Only lines with the word "Pattison" belong in the answer; copy them from the records below.

# Supplied material:
↓↓↓
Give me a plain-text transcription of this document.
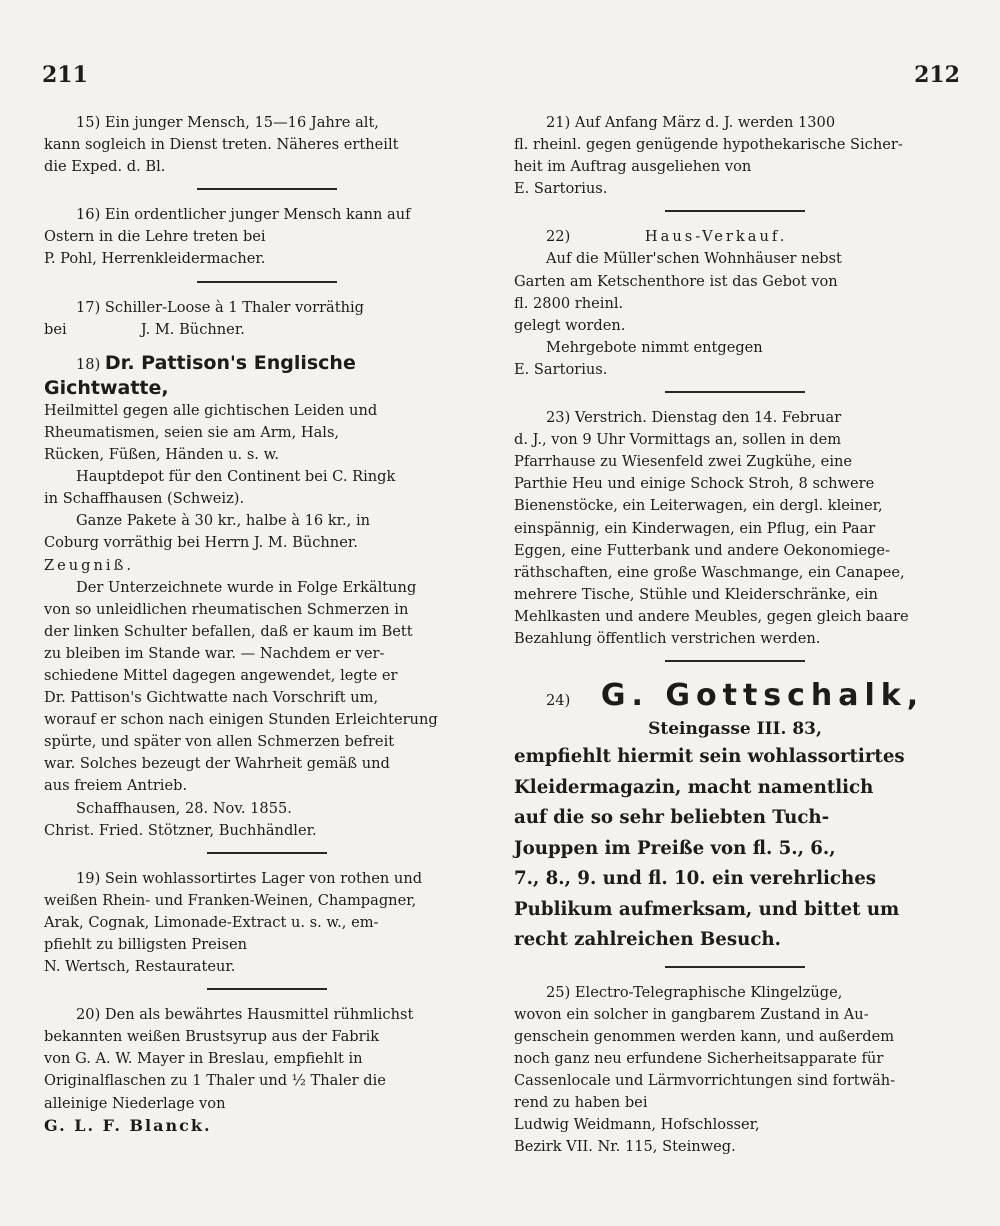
211	212

15) Ein junger Mensch, 15—16 Jahre alt,

kann sogleich in Dienst treten. Näheres ertheilt

die Exped. d. Bl.

16) Ein ordentlicher junger Mensch kann auf

Ostern in die Lehre treten bei

P. Pohl, Herrenkleidermacher.

17) Schiller-Loose à 1 Thaler vorräthig

bei                J. M. Büchner.

18) Dr. Pattison's Englische

Gichtwatte,

Heilmittel gegen alle gichtischen Leiden und

Rheumatismen, seien sie am Arm, Hals,

Rücken, Füßen, Händen u. s. w.

Hauptdepot für den Continent bei C. Ringk

in Schaffhausen (Schweiz).

Ganze Pakete à 30 kr., halbe à 16 kr., in

Coburg vorräthig bei Herrn J. M. Büchner.

Zeugniß.

Der Unterzeichnete wurde in Folge Erkältung

von so unleidlichen rheumatischen Schmerzen in

der linken Schulter befallen, daß er kaum im Bett

zu bleiben im Stande war. — Nachdem er ver-

schiedene Mittel dagegen angewendet, legte er

Dr. Pattison's Gichtwatte nach Vorschrift um,

worauf er schon nach einigen Stunden Erleichterung

spürte, und später von allen Schmerzen befreit

war. Solches bezeugt der Wahrheit gemäß und

aus freiem Antrieb.

Schaffhausen, 28. Nov. 1855.

Christ. Fried. Stötzner, Buchhändler.

19) Sein wohlassortirtes Lager von rothen und

weißen Rhein- und Franken-Weinen, Champagner,

Arak, Cognak, Limonade-Extract u. s. w., em-

pfiehlt zu billigsten Preisen

N. Wertsch, Restaurateur.

20) Den als bewährtes Hausmittel rühmlichst

bekannten weißen Brustsyrup aus der Fabrik

von G. A. W. Mayer in Breslau, empfiehlt in

Originalflaschen zu 1 Thaler und ½ Thaler die

alleinige Niederlage von

G. L. F. Blanck.

21) Auf Anfang März d. J. werden 1300

fl. rheinl. gegen genügende hypothekarische Sicher-

heit im Auftrag ausgeliehen von

E. Sartorius.

22)	Haus-Verkauf.

Auf die Müller'schen Wohnhäuser nebst

Garten am Ketschenthore ist das Gebot von

fl. 2800 rheinl.

gelegt worden.

Mehrgebote nimmt entgegen

E. Sartorius.

23) Verstrich. Dienstag den 14. Februar

d. J., von 9 Uhr Vormittags an, sollen in dem

Pfarrhause zu Wiesenfeld zwei Zugkühe, eine

Parthie Heu und einige Schock Stroh, 8 schwere

Bienenstöcke, ein Leiterwagen, ein dergl. kleiner,

einspännig, ein Kinderwagen, ein Pflug, ein Paar

Eggen, eine Futterbank und andere Oekonomiege-

räthschaften, eine große Waschmange, ein Canapee,

mehrere Tische, Stühle und Kleiderschränke, ein

Mehlkasten und andere Meubles, gegen gleich baare

Bezahlung öffentlich verstrichen werden.

24) G. Gottschalk,

Steingasse III. 83,

empfiehlt hiermit sein wohlassortirtes

Kleidermagazin, macht namentlich

auf die so sehr beliebten Tuch-

Jouppen im Preiße von fl. 5., 6.,

7., 8., 9. und fl. 10. ein verehrliches

Publikum aufmerksam, und bittet um

recht zahlreichen Besuch.

25) Electro-Telegraphische Klingelzüge,

wovon ein solcher in gangbarem Zustand in Au-

genschein genommen werden kann, und außerdem

noch ganz neu erfundene Sicherheitsapparate für

Cassenlocale und Lärmvorrichtungen sind fortwäh-

rend zu haben bei

Ludwig Weidmann, Hofschlosser,

Bezirk VII. Nr. 115, Steinweg.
↑↑↑
# Written reply:
18) Dr. Pattison's Englische
Dr. Pattison's Gichtwatte nach Vorschrift um,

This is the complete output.